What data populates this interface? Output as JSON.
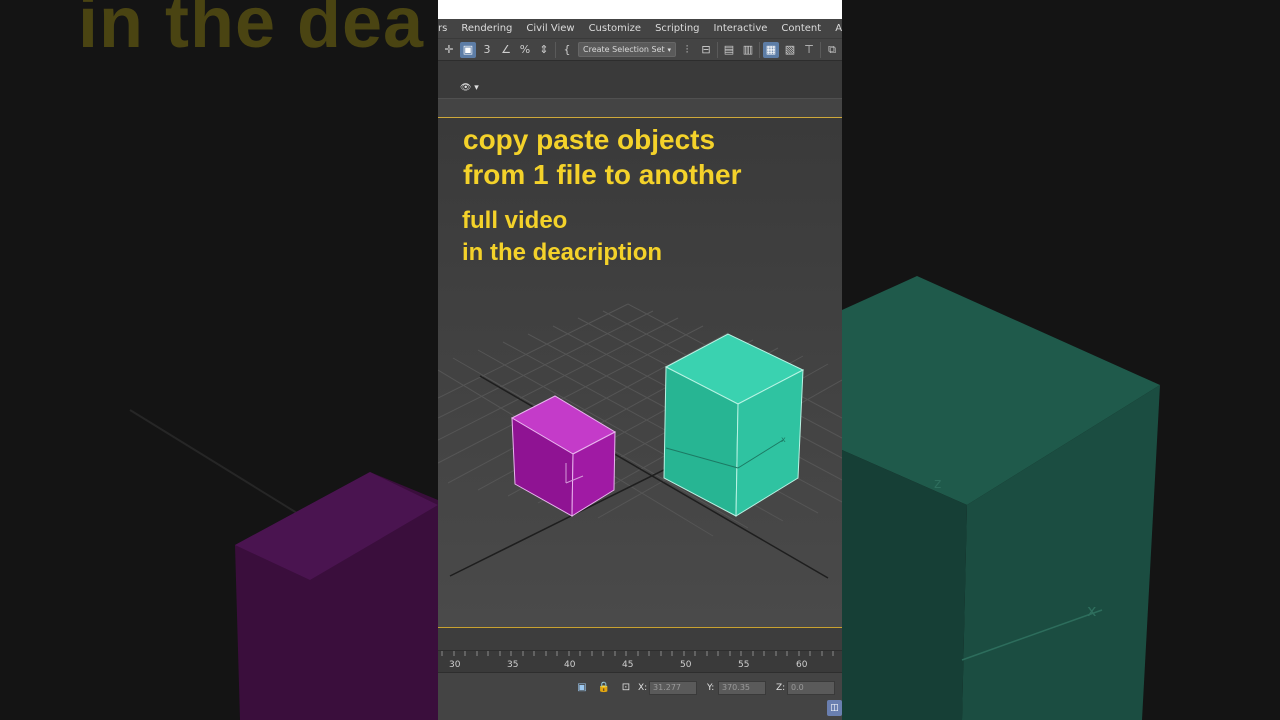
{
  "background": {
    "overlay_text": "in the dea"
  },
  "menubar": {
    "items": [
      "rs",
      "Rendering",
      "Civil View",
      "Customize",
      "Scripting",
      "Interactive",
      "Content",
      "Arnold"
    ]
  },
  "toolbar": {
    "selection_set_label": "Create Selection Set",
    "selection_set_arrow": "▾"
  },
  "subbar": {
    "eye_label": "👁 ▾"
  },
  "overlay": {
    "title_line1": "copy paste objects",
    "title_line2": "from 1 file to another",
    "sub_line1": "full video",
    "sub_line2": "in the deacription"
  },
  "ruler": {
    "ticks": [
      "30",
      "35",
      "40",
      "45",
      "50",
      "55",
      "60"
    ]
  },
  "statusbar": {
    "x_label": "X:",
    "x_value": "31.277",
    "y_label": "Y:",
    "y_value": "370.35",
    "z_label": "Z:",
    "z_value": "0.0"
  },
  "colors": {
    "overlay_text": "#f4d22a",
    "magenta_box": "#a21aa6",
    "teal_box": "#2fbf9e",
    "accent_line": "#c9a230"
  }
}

EXERCISE AIM. Without including the pictures, reproduce all entries exactly.

COMPLETED TASK.
What data populates this interface? Output as JSON.
{
  "background": {
    "overlay_text": "in the dea"
  },
  "menubar": {
    "items": [
      "rs",
      "Rendering",
      "Civil View",
      "Customize",
      "Scripting",
      "Interactive",
      "Content",
      "Arnold"
    ]
  },
  "toolbar": {
    "selection_set_label": "Create Selection Set",
    "selection_set_arrow": "▾"
  },
  "subbar": {
    "eye_label": "👁 ▾"
  },
  "overlay": {
    "title_line1": "copy paste objects",
    "title_line2": "from 1 file to another",
    "sub_line1": "full video",
    "sub_line2": "in the deacription"
  },
  "ruler": {
    "ticks": [
      "30",
      "35",
      "40",
      "45",
      "50",
      "55",
      "60"
    ]
  },
  "statusbar": {
    "x_label": "X:",
    "x_value": "31.277",
    "y_label": "Y:",
    "y_value": "370.35",
    "z_label": "Z:",
    "z_value": "0.0"
  },
  "colors": {
    "overlay_text": "#f4d22a",
    "magenta_box": "#a21aa6",
    "teal_box": "#2fbf9e",
    "accent_line": "#c9a230"
  }
}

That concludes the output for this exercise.